● **Page extract**
================================
TPO studies were conducted to simulate the warmup of the exhaust due to engine load. Figure 4 shows the outlet ethylene concentration during the temperature ramp under several feed conditions. When H₂O is included, but CO absent, ethylene oxidation light-off occurred at the highest temperature, with the temperature at 50% inlet ethylene conversion (T₅₀) near 320 °C. Additionally, a sustained low level of conversion can be observed. This corresponds to the formation of acetaldehyde, shown in Figure S1, demonstrating that catalytic partial oxidation occurs, potentially through Wacker chemistry involving ionic Pd and H₂O. Recent work on Pd-Cu/Y zeolites found that Wacker chemistry is feasible under similar conditions. In our work however, the rate of acetaldehyde formation is hindered by the lack of Cu²⁺. Although molecular O₂ can oxidize Pd in these conditions, Pd oxidation by Cu²⁺ was highlighted as an important step in recent Wacker chemistry literature [35,36].

When including CO with the ethylene and H₂O, ethylene oxidation follows a non-standard light-off profile, with a non-monotonic change around 140 °C. This feature is likely due to additional ethylene uptake over Pd sites as CO desorbs. Zheng et al. performed a CO TPD over 0.92% Pd/BEA, taking IR spectra every 50 °C. They found that bands representing CO adsorbed to various Pd species began to rapidly diminish starting at 150 °C [25]. Their result is in agreement with our observation of ethylene adsorbing to the sites which were freed up by CO desorption around 150 °C. The overlaid CO concentration profiles are plotted in Figure S2, showing CO oxidation light-off occurs just before this reuptake feature. After this reuptake feature, ethylene conversion follows the standard light-off profile, with a T₅₀ = 210 °C, but does not reach complete conversion until 400 °C, higher than under the ethylene and H₂O, absent CO, feed conditions.
================================
● **Stored records**

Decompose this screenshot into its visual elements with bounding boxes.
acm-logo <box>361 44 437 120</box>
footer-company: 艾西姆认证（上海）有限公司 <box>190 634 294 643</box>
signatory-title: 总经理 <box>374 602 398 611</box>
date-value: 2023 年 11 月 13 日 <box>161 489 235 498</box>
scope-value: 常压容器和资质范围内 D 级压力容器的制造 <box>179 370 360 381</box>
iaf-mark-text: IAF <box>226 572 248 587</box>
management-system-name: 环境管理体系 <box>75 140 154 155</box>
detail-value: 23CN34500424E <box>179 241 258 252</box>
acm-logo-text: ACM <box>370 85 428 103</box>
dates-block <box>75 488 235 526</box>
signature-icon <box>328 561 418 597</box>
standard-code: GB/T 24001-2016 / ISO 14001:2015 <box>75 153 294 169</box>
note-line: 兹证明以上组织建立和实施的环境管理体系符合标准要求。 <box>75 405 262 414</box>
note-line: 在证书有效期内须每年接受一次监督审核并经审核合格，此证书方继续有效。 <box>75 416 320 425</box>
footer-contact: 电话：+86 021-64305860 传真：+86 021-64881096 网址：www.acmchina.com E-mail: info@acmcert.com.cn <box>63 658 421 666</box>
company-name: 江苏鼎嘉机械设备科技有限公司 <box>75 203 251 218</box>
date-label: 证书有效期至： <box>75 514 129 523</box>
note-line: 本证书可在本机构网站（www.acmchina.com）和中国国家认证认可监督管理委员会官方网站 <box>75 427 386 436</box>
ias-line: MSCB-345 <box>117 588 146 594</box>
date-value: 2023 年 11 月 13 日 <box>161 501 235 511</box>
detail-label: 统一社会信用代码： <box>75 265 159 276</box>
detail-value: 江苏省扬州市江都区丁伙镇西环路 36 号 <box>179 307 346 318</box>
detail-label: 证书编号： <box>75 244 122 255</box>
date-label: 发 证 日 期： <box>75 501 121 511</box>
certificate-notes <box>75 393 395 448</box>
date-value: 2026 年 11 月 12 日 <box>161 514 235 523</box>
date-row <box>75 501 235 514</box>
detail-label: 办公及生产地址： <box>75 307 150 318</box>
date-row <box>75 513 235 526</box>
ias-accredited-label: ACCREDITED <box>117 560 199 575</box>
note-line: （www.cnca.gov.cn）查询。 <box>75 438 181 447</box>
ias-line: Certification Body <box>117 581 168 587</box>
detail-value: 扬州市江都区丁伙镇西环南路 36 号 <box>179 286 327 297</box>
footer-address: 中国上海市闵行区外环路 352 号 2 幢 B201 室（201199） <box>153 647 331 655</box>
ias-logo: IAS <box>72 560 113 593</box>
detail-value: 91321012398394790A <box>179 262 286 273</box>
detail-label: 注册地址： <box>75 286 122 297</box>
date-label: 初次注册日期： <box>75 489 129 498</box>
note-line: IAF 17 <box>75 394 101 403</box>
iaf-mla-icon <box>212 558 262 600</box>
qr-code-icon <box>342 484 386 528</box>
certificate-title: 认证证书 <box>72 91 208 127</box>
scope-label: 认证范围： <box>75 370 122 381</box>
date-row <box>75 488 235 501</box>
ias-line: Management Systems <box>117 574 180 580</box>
================================
● **To-do list**
1 - In the ethylene oxidation passage, what was the T₅₀ when H₂O was in the feed but CO was not?
2 - Summarize the ethylene oxidation passage in two sentences.

● **The replies**
1 - Near 320 °C.

2 - With H₂O but no CO, ethylene light-off came at the highest temperature (T₅₀ near 320 °C), and a low, sustained conversion to acetaldehyde pointed to partial oxidation, possibly through Wacker chemistry limited here by the lack of Cu²⁺. Adding CO produced a non-monotonic feature around 140 °C, likely from ethylene taking up Pd sites freed as CO desorbed, after which conversion followed a standard light-off with a T₅₀ of 210 °C but did not reach completion until 400 °C.